- [TASK GOAL]:
Return all of the entries exactly as written.

Start of INFORMATION PROVIDED

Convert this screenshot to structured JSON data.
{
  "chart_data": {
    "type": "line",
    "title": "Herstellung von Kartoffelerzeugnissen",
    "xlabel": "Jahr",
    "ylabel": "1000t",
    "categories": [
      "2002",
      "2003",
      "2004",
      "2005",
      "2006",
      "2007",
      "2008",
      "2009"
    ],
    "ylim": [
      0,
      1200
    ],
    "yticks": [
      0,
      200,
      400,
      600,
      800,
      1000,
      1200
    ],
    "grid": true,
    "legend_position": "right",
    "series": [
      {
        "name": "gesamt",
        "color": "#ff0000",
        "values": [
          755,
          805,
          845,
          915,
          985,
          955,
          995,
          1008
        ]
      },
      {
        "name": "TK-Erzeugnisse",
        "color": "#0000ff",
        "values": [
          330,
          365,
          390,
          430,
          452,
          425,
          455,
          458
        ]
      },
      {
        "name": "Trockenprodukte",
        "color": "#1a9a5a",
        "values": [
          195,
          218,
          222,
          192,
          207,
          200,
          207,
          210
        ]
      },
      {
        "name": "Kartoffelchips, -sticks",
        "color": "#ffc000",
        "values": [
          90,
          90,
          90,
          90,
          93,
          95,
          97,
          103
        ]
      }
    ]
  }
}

End of INFORMATION PROVIDED

- [WRITTEN RESPONSE]:
Convert this screenshot to structured JSON data.
{
  "chart_data": {
    "type": "line",
    "title": "Herstellung von Kartoffelerzeugnissen",
    "xlabel": "Jahr",
    "ylabel": "1000t",
    "categories": [
      "2002",
      "2003",
      "2004",
      "2005",
      "2006",
      "2007",
      "2008",
      "2009"
    ],
    "ylim": [
      0,
      1200
    ],
    "yticks": [
      0,
      200,
      400,
      600,
      800,
      1000,
      1200
    ],
    "grid": true,
    "legend_position": "right",
    "series": [
      {
        "name": "gesamt",
        "color": "#ff0000",
        "values": [
          755,
          805,
          845,
          915,
          985,
          955,
          995,
          1008
        ]
      },
      {
        "name": "TK-Erzeugnisse",
        "color": "#0000ff",
        "values": [
          330,
          365,
          390,
          430,
          452,
          425,
          455,
          458
        ]
      },
      {
        "name": "Trockenprodukte",
        "color": "#1a9a5a",
        "values": [
          195,
          218,
          222,
          192,
          207,
          200,
          207,
          210
        ]
      },
      {
        "name": "Kartoffelchips, -sticks",
        "color": "#ffc000",
        "values": [
          90,
          90,
          90,
          90,
          93,
          95,
          97,
          103
        ]
      }
    ]
  }
}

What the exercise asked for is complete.